Recorded information ▸
----

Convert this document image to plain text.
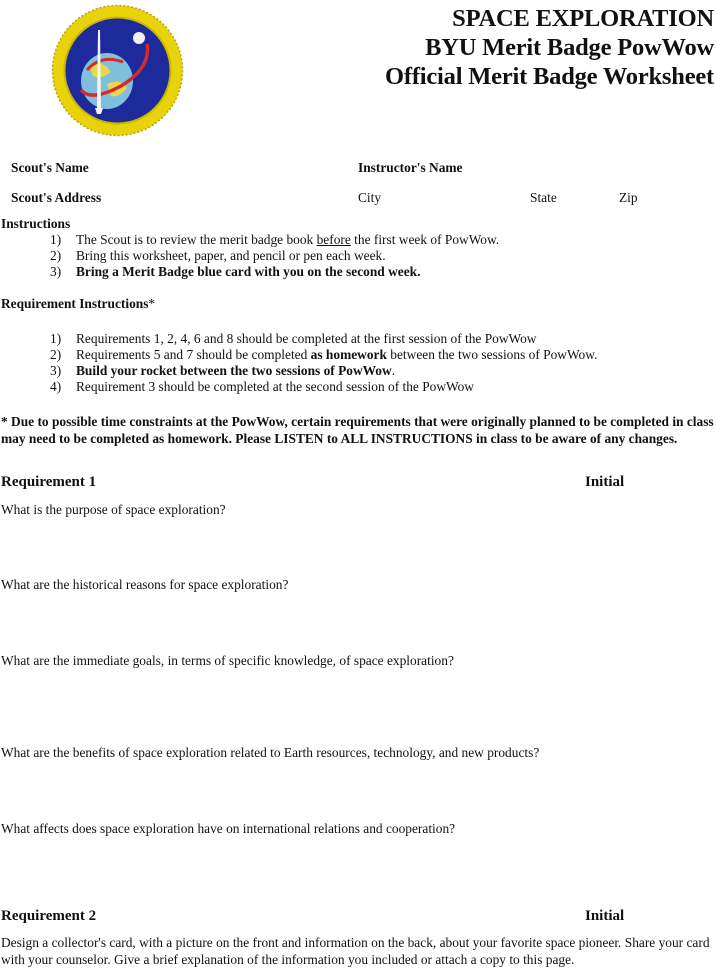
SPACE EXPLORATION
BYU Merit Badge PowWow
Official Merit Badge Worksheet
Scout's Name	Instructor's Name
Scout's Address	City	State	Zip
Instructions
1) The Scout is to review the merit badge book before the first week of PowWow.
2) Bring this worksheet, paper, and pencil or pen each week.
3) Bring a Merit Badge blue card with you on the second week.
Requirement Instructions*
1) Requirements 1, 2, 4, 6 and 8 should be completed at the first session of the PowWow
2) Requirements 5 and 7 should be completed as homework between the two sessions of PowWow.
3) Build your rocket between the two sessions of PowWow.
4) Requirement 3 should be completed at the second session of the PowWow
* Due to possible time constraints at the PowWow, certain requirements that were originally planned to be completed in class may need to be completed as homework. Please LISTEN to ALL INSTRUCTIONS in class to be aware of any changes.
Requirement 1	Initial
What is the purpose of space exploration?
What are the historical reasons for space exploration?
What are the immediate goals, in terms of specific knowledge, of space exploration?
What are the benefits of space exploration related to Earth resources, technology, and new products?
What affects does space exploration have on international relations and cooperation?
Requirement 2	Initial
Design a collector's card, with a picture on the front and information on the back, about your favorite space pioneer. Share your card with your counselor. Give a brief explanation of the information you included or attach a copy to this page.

----

Requirement ▸ Go through the material above and print all of it exactly, except the pictures.

Output below ▸
Convert this document image to plain text.
SPACE EXPLORATION
BYU Merit Badge PowWow
Official Merit Badge Worksheet
Scout's Name	Instructor's Name
Scout's Address	City	State	Zip
Instructions
1) The Scout is to review the merit badge book before the first week of PowWow.
2) Bring this worksheet, paper, and pencil or pen each week.
3) Bring a Merit Badge blue card with you on the second week.
Requirement Instructions*
1) Requirements 1, 2, 4, 6 and 8 should be completed at the first session of the PowWow
2) Requirements 5 and 7 should be completed as homework between the two sessions of PowWow.
3) Build your rocket between the two sessions of PowWow.
4) Requirement 3 should be completed at the second session of the PowWow
* Due to possible time constraints at the PowWow, certain requirements that were originally planned to be completed in class may need to be completed as homework. Please LISTEN to ALL INSTRUCTIONS in class to be aware of any changes.
Requirement 1	Initial
What is the purpose of space exploration?
What are the historical reasons for space exploration?
What are the immediate goals, in terms of specific knowledge, of space exploration?
What are the benefits of space exploration related to Earth resources, technology, and new products?
What affects does space exploration have on international relations and cooperation?
Requirement 2	Initial
Design a collector's card, with a picture on the front and information on the back, about your favorite space pioneer. Share your card with your counselor. Give a brief explanation of the information you included or attach a copy to this page.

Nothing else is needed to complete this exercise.